Dataset excerpt
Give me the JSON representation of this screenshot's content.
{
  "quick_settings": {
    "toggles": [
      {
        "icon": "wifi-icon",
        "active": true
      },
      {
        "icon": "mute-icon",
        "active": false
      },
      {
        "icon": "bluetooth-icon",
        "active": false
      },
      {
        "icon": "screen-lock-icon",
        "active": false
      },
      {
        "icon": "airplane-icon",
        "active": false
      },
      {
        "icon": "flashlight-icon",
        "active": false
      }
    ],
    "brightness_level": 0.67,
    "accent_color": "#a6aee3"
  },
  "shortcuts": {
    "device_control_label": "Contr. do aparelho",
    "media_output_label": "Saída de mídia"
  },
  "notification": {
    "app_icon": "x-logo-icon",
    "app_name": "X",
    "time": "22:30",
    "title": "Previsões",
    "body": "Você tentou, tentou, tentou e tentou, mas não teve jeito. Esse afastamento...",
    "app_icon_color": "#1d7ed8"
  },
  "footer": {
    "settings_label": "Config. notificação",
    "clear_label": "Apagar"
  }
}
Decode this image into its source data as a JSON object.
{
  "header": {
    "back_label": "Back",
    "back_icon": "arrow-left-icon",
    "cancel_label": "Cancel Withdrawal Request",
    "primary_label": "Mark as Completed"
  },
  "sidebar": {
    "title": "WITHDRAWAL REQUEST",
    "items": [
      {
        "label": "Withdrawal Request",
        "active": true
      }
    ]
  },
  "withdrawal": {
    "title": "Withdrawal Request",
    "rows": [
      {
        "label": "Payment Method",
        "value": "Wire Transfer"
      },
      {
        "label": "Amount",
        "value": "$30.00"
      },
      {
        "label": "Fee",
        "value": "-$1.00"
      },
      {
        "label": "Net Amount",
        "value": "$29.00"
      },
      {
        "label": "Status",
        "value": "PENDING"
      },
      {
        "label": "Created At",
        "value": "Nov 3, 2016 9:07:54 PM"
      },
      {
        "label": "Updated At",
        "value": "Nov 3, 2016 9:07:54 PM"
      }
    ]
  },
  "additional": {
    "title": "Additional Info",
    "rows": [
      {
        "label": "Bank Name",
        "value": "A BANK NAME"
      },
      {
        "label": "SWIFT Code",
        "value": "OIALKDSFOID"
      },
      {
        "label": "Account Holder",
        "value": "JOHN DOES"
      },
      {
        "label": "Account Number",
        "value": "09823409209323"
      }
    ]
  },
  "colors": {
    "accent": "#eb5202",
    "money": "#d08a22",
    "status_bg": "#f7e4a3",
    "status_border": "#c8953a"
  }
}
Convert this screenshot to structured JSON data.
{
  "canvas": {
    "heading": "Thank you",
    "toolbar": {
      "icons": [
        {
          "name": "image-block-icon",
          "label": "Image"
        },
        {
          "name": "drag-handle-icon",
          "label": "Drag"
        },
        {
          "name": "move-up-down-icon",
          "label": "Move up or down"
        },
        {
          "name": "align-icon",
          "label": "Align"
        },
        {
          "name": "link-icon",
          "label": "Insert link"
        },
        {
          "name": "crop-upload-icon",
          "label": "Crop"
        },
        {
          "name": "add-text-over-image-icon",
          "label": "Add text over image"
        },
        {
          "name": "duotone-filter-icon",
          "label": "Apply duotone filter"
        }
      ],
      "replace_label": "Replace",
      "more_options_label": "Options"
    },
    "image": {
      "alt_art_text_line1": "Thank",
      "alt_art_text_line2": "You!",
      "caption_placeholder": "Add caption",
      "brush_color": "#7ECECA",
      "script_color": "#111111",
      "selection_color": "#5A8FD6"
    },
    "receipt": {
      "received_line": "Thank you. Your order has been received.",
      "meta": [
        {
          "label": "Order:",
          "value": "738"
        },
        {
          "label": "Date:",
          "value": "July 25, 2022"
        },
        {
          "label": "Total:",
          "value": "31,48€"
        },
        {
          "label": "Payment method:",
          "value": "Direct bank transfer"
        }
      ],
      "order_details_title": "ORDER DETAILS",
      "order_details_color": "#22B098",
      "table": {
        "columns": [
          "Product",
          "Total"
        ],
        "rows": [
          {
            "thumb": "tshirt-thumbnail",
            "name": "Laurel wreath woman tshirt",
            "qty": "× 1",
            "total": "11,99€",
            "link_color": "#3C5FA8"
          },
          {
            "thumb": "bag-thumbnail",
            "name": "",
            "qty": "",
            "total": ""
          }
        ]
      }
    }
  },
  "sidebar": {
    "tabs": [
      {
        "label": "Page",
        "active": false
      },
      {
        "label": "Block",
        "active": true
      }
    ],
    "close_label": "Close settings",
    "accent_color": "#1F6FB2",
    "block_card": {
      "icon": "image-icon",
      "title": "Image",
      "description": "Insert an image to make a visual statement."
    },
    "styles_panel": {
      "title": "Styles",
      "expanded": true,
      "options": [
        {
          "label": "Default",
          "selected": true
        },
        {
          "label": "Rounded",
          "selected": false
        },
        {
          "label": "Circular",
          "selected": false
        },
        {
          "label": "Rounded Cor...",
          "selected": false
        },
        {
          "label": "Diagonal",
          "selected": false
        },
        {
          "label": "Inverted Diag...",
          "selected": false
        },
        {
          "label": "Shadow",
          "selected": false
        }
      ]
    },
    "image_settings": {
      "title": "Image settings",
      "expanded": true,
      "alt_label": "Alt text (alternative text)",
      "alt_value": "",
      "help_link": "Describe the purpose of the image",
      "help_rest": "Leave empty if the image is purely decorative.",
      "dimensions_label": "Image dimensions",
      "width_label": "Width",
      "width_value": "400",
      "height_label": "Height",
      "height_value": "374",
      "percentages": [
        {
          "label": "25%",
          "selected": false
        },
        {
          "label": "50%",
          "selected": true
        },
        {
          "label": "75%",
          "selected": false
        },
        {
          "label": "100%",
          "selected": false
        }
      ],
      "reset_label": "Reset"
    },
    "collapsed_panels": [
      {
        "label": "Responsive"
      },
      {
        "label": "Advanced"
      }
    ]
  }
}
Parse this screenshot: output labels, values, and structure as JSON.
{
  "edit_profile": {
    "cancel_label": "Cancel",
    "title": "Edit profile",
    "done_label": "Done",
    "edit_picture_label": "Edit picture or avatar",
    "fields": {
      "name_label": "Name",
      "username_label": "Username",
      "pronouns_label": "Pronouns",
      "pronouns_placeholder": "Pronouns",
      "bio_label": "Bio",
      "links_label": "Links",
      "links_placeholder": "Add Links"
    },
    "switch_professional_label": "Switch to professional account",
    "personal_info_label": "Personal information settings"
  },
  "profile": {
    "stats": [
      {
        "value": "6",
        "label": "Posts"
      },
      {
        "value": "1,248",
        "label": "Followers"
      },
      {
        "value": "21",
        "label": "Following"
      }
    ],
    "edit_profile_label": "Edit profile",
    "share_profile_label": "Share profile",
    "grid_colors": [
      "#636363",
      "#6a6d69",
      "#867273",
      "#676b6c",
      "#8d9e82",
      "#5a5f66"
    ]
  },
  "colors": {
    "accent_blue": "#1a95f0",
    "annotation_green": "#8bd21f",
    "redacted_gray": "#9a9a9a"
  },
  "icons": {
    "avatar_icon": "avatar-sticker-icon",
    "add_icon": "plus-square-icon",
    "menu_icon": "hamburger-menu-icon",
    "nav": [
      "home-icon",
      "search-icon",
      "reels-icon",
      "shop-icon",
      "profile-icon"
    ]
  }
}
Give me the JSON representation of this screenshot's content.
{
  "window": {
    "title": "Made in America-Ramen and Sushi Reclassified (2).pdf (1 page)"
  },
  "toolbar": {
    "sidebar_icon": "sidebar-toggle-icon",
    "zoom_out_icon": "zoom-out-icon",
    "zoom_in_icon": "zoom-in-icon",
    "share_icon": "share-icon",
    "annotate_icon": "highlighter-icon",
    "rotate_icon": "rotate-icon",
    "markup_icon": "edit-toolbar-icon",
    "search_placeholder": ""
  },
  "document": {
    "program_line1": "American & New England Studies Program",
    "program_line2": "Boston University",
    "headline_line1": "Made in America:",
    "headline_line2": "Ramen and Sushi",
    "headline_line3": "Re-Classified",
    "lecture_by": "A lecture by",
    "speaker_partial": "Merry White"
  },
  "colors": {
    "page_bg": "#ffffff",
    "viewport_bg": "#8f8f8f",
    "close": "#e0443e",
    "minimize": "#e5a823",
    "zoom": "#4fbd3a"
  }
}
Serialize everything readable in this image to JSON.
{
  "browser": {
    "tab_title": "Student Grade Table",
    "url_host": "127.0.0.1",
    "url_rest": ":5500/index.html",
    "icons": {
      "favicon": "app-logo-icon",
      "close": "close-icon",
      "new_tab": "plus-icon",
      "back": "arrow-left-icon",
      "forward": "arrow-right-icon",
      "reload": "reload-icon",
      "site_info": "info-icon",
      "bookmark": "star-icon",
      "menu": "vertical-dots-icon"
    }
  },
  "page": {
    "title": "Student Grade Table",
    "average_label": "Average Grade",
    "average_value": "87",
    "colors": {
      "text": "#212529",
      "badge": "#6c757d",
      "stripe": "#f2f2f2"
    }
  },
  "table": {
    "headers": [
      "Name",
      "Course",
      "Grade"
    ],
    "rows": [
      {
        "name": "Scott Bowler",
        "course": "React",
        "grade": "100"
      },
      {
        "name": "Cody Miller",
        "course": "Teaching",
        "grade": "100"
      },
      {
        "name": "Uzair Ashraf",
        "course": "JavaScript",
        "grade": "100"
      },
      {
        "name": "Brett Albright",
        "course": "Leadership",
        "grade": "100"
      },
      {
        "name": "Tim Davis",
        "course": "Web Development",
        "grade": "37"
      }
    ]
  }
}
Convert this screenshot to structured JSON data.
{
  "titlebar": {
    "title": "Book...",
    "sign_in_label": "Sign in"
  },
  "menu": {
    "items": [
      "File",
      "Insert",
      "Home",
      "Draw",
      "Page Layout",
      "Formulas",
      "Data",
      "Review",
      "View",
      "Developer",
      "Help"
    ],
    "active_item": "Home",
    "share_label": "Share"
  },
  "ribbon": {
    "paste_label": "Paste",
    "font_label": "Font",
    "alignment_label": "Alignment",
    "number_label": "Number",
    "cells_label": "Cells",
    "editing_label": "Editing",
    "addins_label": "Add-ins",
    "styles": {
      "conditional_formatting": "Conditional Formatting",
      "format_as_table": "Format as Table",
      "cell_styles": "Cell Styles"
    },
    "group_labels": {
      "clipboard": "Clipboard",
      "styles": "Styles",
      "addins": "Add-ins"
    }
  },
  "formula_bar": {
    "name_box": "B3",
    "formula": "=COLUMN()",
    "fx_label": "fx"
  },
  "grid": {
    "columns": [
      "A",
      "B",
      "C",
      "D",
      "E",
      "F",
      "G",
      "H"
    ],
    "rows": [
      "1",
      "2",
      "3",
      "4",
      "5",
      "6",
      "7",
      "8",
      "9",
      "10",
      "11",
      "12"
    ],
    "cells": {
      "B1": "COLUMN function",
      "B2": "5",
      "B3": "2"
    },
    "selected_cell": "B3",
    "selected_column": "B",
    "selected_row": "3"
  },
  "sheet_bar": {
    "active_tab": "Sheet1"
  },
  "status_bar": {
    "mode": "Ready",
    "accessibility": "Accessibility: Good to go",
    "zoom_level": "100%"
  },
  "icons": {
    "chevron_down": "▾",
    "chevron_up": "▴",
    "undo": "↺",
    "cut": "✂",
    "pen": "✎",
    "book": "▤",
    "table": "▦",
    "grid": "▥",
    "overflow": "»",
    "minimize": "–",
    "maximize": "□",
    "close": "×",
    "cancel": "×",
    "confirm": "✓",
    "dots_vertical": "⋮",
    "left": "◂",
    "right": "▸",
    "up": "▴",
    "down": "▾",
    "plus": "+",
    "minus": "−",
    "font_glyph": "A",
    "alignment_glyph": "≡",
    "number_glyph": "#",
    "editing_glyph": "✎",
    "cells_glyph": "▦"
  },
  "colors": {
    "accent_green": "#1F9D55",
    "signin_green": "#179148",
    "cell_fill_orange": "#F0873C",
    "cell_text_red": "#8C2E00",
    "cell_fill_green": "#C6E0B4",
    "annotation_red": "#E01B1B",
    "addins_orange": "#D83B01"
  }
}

• [YOUR TASK]: Look through the material and copy each line that has "filter".

• [COMPLETE ANSWER]:
          "name": "duotone-filter-icon",
          "label": "Apply duotone filter"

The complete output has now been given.